### [Task goal]
Tell how many lines in these records contain the string "tout", with only the number as the reply.

## start Task material

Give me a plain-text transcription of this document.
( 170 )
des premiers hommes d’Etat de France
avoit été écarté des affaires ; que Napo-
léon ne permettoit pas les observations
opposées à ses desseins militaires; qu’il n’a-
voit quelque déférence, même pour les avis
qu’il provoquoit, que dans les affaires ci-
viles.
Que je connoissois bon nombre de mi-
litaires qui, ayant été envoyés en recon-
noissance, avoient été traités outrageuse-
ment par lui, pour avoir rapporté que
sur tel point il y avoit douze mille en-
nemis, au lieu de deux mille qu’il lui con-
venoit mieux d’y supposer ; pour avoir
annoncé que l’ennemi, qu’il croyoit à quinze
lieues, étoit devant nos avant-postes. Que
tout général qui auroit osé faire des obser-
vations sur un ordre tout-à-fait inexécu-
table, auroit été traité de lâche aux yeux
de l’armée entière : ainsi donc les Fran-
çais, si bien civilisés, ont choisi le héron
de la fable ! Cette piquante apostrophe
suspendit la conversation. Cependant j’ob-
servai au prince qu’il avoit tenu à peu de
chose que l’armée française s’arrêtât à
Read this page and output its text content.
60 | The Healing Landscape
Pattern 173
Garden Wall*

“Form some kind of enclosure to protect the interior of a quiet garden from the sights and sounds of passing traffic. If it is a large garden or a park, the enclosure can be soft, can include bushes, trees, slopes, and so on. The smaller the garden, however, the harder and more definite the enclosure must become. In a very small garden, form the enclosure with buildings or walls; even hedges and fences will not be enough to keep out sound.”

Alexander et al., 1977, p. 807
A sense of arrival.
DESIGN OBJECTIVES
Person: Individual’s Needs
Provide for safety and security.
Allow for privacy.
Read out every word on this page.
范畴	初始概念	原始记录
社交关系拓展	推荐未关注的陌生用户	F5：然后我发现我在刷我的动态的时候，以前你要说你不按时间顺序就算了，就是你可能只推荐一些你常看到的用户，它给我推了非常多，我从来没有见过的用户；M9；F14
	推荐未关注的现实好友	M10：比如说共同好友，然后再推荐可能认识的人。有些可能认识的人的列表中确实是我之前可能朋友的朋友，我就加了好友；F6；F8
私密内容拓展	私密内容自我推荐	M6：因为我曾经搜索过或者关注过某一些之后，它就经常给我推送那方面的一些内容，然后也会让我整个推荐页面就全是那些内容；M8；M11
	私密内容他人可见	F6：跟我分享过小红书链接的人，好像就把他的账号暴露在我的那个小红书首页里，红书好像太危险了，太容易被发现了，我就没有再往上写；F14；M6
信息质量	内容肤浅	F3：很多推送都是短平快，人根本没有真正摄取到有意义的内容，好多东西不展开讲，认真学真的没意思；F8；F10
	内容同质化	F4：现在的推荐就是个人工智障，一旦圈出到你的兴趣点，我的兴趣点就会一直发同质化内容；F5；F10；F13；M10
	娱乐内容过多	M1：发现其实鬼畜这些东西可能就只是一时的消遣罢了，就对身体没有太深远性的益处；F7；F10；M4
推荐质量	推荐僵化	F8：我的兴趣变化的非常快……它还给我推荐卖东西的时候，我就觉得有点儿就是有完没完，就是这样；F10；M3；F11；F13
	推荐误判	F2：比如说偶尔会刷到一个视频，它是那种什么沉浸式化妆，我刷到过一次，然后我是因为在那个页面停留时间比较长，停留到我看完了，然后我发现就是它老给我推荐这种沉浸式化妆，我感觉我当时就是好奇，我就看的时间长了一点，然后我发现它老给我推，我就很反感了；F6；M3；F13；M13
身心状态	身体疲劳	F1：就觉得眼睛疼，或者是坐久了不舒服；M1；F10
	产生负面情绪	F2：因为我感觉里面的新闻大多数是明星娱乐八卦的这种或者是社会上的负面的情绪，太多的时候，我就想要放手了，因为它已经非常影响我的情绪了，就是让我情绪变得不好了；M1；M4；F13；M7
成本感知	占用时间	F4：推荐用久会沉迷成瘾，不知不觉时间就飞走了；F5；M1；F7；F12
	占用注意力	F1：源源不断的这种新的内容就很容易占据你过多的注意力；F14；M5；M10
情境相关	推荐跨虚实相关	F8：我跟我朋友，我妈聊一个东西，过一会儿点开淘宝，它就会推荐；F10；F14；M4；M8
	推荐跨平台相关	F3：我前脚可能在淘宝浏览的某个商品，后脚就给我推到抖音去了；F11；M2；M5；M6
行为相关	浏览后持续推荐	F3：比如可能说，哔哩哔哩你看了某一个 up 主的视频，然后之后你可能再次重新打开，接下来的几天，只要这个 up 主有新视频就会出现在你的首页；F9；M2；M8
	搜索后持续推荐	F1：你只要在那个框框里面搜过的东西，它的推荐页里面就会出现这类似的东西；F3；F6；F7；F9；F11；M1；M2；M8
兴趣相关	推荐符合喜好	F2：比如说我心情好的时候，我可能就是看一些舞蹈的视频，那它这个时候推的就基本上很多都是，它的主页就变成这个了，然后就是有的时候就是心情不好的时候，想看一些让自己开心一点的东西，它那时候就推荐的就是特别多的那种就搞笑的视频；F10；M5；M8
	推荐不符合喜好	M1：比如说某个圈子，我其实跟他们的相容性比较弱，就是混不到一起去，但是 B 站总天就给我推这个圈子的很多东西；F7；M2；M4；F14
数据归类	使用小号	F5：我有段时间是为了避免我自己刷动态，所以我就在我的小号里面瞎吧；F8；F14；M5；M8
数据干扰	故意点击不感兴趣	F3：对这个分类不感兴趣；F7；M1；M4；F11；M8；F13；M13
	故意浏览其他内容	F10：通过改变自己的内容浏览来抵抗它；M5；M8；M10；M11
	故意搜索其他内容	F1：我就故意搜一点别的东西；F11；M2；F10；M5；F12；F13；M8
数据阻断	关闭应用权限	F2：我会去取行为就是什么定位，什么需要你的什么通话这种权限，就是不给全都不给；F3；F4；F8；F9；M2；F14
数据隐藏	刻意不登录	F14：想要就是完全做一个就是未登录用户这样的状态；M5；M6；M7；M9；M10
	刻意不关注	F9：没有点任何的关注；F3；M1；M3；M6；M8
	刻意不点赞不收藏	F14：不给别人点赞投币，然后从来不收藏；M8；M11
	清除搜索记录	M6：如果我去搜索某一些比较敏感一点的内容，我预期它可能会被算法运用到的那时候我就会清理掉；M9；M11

## end Task material

### [Solution]
2